Required work. Reproduce word for word the lines in the records that run from the line containing "Extract all elements" through the line containing "svg-text:605: 605 (393, 350, 408, 359)", with both of those lines included.

Listed records.
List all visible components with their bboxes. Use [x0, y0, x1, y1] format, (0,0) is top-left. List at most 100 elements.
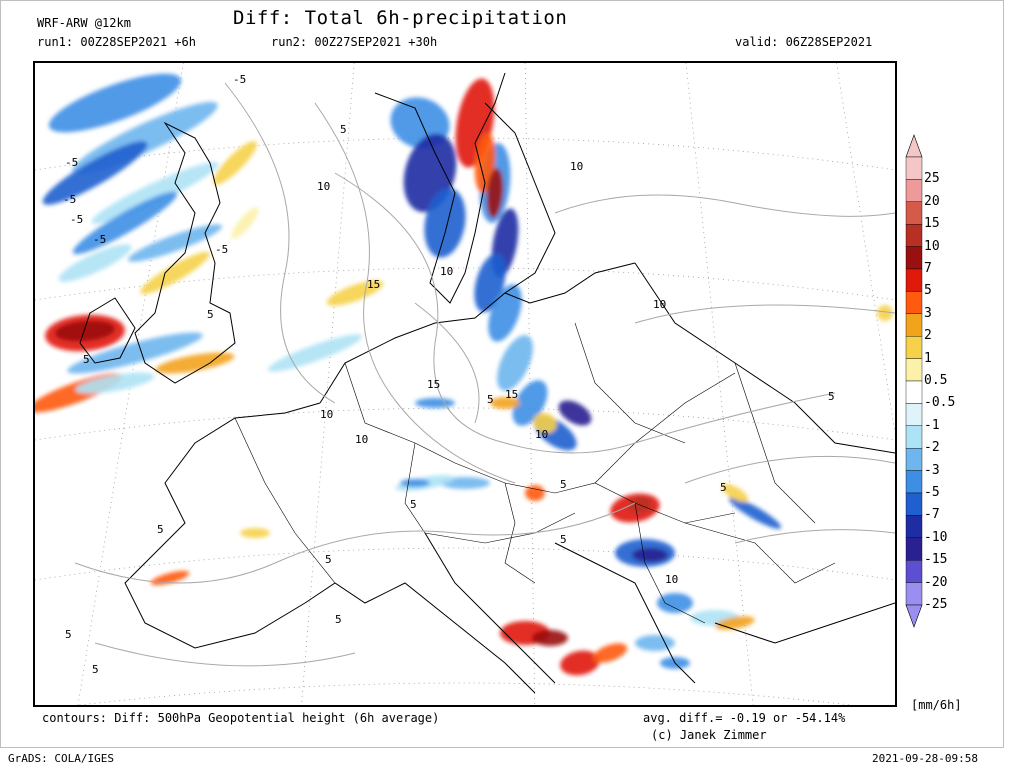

==

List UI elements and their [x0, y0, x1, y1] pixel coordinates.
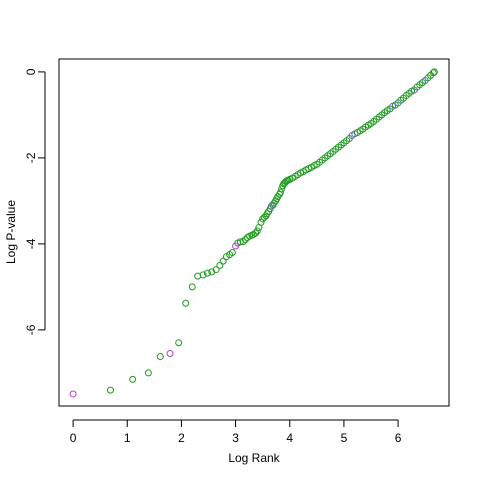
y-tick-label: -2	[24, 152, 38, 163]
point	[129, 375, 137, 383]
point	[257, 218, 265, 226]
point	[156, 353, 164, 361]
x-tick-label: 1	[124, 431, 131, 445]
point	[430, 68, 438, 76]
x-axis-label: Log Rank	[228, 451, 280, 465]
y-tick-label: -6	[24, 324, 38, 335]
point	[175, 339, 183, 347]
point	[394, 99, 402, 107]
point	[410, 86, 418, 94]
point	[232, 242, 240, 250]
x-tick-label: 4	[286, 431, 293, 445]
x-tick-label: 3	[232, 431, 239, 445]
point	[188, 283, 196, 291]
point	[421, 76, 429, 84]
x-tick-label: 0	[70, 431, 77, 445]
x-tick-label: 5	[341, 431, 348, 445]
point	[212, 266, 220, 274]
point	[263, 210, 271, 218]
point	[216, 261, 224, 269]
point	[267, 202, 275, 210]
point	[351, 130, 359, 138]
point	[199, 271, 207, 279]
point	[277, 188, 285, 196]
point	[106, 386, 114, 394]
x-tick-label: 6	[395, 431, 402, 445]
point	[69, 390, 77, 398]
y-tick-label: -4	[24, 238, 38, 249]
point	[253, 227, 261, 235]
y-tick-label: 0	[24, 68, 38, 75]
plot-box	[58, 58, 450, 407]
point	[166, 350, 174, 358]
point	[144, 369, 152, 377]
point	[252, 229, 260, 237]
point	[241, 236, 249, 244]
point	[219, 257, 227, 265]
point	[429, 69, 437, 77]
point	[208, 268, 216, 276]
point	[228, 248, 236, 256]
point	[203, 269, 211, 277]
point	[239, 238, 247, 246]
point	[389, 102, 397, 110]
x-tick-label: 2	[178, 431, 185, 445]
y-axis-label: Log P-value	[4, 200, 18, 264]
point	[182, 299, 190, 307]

--

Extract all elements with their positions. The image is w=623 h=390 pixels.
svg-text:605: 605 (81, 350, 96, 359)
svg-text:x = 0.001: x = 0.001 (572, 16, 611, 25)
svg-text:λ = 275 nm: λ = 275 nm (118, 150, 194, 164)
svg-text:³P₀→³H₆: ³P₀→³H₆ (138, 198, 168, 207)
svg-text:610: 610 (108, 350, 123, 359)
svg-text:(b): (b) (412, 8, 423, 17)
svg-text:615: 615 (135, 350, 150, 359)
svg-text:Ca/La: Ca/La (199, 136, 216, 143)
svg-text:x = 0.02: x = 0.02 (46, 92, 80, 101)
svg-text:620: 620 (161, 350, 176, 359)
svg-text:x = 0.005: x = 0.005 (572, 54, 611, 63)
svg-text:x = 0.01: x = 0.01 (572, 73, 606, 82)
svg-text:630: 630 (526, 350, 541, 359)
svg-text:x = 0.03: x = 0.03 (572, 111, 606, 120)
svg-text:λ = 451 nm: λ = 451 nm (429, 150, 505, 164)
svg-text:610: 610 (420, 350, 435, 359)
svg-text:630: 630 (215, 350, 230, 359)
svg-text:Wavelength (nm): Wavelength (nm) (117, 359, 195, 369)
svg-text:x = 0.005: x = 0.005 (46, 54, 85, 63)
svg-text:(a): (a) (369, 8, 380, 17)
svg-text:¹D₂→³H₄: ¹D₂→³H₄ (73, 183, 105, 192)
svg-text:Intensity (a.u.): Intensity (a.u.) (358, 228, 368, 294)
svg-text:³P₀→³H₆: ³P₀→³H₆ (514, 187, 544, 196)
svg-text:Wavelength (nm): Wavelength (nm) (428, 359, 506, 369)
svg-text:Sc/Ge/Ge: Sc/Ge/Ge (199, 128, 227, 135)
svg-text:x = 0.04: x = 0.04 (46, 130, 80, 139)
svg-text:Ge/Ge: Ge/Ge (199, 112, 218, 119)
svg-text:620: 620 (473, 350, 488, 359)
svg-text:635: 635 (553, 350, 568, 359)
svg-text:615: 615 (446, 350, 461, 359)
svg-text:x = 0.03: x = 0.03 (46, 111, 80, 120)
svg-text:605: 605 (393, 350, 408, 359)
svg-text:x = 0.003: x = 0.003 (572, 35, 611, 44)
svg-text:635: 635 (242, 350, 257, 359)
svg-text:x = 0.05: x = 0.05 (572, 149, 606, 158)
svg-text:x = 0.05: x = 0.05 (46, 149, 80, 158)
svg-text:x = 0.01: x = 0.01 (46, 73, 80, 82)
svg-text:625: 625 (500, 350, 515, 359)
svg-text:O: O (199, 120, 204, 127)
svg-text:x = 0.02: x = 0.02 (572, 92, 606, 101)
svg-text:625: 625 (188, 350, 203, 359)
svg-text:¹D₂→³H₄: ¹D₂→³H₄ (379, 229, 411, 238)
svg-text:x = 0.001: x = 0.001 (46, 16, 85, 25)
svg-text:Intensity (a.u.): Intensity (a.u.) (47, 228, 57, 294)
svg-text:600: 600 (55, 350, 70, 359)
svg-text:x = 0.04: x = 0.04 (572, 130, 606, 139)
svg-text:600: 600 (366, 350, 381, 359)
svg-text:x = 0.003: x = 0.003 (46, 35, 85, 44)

Exercise output.
Extract all elements with their positions. The image is w=623 h=390 pixels.
svg-text:605: 605 (81, 350, 96, 359)
svg-text:x = 0.001: x = 0.001 (572, 16, 611, 25)
svg-text:λ = 275 nm: λ = 275 nm (118, 150, 194, 164)
svg-text:³P₀→³H₆: ³P₀→³H₆ (138, 198, 168, 207)
svg-text:610: 610 (108, 350, 123, 359)
svg-text:(b): (b) (412, 8, 423, 17)
svg-text:615: 615 (135, 350, 150, 359)
svg-text:Ca/La: Ca/La (199, 136, 216, 143)
svg-text:x = 0.02: x = 0.02 (46, 92, 80, 101)
svg-text:620: 620 (161, 350, 176, 359)
svg-text:x = 0.005: x = 0.005 (572, 54, 611, 63)
svg-text:x = 0.01: x = 0.01 (572, 73, 606, 82)
svg-text:630: 630 (526, 350, 541, 359)
svg-text:x = 0.03: x = 0.03 (572, 111, 606, 120)
svg-text:λ = 451 nm: λ = 451 nm (429, 150, 505, 164)
svg-text:610: 610 (420, 350, 435, 359)
svg-text:630: 630 (215, 350, 230, 359)
svg-text:Wavelength (nm): Wavelength (nm) (117, 359, 195, 369)
svg-text:x = 0.005: x = 0.005 (46, 54, 85, 63)
svg-text:(a): (a) (369, 8, 380, 17)
svg-text:¹D₂→³H₄: ¹D₂→³H₄ (73, 183, 105, 192)
svg-text:Intensity (a.u.): Intensity (a.u.) (358, 228, 368, 294)
svg-text:³P₀→³H₆: ³P₀→³H₆ (514, 187, 544, 196)
svg-text:Wavelength (nm): Wavelength (nm) (428, 359, 506, 369)
svg-text:Sc/Ge/Ge: Sc/Ge/Ge (199, 128, 227, 135)
svg-text:x = 0.04: x = 0.04 (46, 130, 80, 139)
svg-text:Ge/Ge: Ge/Ge (199, 112, 218, 119)
svg-text:620: 620 (473, 350, 488, 359)
svg-text:635: 635 (553, 350, 568, 359)
svg-text:615: 615 (446, 350, 461, 359)
svg-text:x = 0.03: x = 0.03 (46, 111, 80, 120)
svg-text:605: 605 (393, 350, 408, 359)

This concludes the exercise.